═════ Extracted entries
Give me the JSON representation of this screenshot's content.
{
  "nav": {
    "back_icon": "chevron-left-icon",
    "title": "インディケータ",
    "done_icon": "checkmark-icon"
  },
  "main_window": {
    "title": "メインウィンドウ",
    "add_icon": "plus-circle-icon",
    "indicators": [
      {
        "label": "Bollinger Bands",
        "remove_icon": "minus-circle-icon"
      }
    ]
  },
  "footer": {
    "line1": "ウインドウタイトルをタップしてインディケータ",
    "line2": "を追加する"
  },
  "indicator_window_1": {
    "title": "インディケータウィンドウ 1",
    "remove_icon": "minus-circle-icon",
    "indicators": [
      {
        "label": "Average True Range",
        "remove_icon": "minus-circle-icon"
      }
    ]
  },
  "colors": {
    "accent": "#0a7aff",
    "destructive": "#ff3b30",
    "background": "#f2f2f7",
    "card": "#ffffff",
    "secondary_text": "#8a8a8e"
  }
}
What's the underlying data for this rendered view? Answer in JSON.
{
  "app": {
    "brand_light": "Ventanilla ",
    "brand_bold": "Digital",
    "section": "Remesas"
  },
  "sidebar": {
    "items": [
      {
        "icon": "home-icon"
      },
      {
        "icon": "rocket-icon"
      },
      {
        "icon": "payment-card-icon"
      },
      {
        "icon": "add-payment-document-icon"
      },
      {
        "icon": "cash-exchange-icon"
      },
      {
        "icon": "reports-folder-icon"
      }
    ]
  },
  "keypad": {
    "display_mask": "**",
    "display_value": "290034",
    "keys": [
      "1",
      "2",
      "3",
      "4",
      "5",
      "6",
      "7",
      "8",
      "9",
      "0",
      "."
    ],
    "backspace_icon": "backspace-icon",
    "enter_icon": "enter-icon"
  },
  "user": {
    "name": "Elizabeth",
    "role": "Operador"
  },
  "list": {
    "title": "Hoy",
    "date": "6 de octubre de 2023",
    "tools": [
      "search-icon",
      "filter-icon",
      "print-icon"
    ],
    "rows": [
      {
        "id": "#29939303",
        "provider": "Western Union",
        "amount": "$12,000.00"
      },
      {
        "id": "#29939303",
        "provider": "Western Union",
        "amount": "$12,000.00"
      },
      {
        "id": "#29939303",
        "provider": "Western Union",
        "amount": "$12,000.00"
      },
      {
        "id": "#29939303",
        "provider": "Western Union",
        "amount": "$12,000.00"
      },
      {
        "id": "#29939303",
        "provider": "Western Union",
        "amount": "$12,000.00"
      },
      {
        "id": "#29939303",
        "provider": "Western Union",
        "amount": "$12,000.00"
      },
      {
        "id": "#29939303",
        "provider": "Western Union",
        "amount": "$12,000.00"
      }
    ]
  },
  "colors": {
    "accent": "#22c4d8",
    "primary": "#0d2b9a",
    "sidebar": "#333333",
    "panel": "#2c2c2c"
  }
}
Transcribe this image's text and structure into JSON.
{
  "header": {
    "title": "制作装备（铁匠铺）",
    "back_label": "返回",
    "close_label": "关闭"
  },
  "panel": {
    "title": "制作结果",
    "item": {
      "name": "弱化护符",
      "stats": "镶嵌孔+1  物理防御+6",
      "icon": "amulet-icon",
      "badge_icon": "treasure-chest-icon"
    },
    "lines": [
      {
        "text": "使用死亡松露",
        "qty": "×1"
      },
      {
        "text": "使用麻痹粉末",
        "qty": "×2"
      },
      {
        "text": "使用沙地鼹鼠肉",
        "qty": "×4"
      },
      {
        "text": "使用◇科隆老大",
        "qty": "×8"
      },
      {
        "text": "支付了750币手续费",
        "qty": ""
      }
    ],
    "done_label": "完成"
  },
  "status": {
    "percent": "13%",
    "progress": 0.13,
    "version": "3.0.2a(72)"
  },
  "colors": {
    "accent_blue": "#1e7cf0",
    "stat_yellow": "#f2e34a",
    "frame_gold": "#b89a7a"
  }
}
══════════
Exactly reproduce the lines that run from the line with "Transcribe this image's" through the last line of the records, inclusive.

Result of the task -
Transcribe this image's text and structure into JSON.
{
  "header": {
    "title": "制作装备（铁匠铺）",
    "back_label": "返回",
    "close_label": "关闭"
  },
  "panel": {
    "title": "制作结果",
    "item": {
      "name": "弱化护符",
      "stats": "镶嵌孔+1  物理防御+6",
      "icon": "amulet-icon",
      "badge_icon": "treasure-chest-icon"
    },
    "lines": [
      {
        "text": "使用死亡松露",
        "qty": "×1"
      },
      {
        "text": "使用麻痹粉末",
        "qty": "×2"
      },
      {
        "text": "使用沙地鼹鼠肉",
        "qty": "×4"
      },
      {
        "text": "使用◇科隆老大",
        "qty": "×8"
      },
      {
        "text": "支付了750币手续费",
        "qty": ""
      }
    ],
    "done_label": "完成"
  },
  "status": {
    "percent": "13%",
    "progress": 0.13,
    "version": "3.0.2a(72)"
  },
  "colors": {
    "accent_blue": "#1e7cf0",
    "stat_yellow": "#f2e34a",
    "frame_gold": "#b89a7a"
  }
}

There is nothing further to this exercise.